-- SHORT PROBLEM --
State how many lines of the entries include the string "Anschlüsse", please, leaving out everything but the number.

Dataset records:
►

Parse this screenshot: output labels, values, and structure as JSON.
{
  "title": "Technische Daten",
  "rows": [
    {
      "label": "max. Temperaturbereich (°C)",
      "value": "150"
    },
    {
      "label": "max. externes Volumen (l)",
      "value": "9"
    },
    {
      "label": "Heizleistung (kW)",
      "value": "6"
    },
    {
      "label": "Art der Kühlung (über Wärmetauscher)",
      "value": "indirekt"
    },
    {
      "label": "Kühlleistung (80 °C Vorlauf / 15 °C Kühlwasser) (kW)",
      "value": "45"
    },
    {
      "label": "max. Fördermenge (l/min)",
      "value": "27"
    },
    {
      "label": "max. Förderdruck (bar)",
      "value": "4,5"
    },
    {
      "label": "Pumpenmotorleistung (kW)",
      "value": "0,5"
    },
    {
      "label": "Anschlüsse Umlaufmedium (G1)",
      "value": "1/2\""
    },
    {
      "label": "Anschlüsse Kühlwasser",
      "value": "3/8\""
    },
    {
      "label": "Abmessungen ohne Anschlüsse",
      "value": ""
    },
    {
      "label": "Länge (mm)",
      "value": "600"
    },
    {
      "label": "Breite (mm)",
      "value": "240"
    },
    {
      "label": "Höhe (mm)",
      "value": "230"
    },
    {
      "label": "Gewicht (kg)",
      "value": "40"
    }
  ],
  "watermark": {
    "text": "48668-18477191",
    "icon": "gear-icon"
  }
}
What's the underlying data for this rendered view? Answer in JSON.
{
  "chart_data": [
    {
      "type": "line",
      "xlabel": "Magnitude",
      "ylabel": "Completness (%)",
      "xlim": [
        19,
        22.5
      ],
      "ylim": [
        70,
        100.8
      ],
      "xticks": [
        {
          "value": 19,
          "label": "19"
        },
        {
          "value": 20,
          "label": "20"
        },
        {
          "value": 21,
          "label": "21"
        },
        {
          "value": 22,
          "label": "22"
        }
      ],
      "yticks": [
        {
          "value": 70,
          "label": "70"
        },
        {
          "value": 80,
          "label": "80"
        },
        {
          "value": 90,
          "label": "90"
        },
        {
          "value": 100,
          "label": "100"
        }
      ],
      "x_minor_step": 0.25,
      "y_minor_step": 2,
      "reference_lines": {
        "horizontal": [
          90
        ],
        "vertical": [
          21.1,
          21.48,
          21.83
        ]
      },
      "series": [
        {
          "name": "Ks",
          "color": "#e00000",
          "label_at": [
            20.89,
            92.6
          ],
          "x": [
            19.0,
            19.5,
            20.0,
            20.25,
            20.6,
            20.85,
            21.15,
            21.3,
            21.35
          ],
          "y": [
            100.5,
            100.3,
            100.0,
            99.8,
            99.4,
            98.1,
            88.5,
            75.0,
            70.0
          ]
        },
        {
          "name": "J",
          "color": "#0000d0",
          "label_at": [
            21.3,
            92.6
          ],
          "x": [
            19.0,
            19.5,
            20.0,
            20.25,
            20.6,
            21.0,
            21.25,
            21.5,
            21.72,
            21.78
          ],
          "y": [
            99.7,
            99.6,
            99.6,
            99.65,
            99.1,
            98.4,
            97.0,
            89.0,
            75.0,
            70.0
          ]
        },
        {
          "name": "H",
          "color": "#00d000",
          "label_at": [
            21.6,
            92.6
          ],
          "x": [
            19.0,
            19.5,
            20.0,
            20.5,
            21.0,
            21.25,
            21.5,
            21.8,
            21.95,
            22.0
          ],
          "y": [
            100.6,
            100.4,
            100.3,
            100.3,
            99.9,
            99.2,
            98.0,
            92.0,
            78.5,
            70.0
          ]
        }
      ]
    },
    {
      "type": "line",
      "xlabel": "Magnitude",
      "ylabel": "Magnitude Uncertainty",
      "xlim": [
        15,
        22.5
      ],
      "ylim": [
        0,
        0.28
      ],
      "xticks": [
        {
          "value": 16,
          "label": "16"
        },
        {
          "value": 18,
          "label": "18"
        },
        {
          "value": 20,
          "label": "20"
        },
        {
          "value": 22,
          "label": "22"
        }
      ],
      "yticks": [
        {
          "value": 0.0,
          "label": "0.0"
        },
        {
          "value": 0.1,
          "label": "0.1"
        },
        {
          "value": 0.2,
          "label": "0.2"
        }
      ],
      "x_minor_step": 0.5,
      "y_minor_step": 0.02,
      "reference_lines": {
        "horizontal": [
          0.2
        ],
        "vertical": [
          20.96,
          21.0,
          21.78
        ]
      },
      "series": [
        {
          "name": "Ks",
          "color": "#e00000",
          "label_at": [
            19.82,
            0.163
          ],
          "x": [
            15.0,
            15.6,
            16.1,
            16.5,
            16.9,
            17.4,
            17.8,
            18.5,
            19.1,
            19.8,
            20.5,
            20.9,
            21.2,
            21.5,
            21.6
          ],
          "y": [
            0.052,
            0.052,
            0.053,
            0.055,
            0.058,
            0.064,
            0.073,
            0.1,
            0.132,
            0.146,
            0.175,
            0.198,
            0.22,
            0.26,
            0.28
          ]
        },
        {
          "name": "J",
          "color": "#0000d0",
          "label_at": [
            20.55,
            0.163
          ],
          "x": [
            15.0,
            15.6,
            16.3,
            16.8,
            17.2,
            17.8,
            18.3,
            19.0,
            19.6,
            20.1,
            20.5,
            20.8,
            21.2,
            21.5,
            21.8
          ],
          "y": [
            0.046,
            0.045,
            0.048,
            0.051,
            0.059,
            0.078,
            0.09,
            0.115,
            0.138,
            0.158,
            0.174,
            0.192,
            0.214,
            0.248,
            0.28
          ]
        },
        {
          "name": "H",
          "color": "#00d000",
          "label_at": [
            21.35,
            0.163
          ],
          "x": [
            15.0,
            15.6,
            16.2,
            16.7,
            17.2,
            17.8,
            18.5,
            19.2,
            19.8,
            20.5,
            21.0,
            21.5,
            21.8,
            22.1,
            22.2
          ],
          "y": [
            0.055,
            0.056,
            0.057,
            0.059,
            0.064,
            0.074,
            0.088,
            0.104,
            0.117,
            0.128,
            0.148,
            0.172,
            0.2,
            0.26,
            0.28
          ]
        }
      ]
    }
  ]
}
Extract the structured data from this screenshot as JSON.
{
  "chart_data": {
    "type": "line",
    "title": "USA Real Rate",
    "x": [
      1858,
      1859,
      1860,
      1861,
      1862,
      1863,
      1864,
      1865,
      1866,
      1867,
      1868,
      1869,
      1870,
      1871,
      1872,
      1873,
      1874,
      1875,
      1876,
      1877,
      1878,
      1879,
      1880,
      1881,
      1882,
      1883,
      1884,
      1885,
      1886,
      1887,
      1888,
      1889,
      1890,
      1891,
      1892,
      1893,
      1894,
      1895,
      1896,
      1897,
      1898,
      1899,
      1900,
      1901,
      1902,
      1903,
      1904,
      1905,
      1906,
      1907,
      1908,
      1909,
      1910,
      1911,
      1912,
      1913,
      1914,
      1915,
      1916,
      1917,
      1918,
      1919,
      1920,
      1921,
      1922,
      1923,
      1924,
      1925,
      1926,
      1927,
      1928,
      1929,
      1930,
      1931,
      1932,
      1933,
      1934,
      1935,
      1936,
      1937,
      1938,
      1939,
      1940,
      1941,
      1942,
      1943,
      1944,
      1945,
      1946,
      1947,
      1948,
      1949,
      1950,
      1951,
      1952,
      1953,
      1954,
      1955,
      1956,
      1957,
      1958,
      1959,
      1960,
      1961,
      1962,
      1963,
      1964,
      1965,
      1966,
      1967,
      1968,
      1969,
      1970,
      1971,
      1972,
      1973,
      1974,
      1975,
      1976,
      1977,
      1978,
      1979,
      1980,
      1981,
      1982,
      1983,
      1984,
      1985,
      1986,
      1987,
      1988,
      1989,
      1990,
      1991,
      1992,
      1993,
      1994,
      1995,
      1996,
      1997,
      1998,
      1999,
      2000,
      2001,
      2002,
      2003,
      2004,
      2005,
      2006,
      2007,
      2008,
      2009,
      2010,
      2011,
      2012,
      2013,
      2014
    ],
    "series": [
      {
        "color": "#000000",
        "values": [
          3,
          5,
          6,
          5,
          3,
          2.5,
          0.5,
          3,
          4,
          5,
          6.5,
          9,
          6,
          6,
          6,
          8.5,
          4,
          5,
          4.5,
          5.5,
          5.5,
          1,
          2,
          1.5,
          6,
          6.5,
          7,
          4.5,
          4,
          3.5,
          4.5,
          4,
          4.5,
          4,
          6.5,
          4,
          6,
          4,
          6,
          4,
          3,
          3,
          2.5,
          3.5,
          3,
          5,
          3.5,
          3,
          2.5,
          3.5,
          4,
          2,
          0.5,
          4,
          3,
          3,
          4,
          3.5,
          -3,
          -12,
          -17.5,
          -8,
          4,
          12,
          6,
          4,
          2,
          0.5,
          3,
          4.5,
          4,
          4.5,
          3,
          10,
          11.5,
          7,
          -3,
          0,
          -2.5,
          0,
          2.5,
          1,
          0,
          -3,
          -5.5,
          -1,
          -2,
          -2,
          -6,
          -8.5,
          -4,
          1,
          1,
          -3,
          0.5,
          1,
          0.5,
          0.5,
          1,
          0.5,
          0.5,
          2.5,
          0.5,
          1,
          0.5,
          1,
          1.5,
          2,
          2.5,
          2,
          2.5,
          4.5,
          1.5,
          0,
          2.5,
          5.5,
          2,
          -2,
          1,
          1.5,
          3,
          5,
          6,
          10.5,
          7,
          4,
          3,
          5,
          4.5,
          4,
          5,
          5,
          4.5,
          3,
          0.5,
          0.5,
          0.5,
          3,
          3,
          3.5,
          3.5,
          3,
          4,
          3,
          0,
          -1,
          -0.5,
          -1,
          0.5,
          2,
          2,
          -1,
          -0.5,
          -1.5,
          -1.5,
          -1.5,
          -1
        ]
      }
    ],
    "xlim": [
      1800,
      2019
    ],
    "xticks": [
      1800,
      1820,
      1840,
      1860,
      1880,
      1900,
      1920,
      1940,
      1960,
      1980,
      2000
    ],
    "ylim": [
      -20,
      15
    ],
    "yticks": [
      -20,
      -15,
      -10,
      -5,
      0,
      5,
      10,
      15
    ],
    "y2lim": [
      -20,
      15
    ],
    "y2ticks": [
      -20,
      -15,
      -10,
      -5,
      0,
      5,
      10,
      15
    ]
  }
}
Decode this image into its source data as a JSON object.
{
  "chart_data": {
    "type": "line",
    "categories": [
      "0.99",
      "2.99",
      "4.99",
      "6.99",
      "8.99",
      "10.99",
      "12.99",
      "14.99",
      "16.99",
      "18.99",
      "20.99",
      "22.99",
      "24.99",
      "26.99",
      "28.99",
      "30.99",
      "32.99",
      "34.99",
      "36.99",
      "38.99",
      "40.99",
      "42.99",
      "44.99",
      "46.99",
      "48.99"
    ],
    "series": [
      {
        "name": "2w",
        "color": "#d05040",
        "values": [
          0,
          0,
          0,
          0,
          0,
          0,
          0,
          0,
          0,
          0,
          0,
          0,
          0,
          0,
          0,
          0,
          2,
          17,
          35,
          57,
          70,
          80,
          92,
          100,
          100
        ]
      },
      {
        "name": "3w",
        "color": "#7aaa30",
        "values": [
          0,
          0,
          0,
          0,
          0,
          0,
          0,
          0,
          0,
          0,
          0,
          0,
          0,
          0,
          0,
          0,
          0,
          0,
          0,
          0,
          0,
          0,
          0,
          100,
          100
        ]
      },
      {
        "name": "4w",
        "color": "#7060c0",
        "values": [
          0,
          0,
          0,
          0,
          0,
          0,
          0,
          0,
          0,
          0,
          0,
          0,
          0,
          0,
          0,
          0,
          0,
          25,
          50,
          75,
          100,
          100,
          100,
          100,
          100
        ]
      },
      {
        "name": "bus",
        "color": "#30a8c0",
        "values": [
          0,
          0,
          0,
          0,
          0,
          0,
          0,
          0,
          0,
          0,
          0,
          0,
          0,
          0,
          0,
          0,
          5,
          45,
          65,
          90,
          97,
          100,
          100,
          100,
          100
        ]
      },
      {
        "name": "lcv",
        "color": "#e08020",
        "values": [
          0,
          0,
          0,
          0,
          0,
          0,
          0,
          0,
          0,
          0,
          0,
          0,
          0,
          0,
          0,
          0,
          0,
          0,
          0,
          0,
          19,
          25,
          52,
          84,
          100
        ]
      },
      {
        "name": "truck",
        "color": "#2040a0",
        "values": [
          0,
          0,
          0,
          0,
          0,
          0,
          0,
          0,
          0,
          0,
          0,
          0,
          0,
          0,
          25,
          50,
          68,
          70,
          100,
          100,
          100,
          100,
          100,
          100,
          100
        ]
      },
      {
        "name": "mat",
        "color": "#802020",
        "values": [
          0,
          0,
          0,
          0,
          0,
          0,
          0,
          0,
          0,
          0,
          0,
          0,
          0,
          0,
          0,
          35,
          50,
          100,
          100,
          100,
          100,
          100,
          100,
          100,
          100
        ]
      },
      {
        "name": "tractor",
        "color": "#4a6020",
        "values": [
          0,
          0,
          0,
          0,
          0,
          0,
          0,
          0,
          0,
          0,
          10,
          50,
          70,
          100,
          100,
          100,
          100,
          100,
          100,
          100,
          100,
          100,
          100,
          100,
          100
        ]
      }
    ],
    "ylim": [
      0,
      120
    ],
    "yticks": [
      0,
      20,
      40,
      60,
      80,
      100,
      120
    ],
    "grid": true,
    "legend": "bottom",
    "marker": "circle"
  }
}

◄

-- FINISHED TASK --
3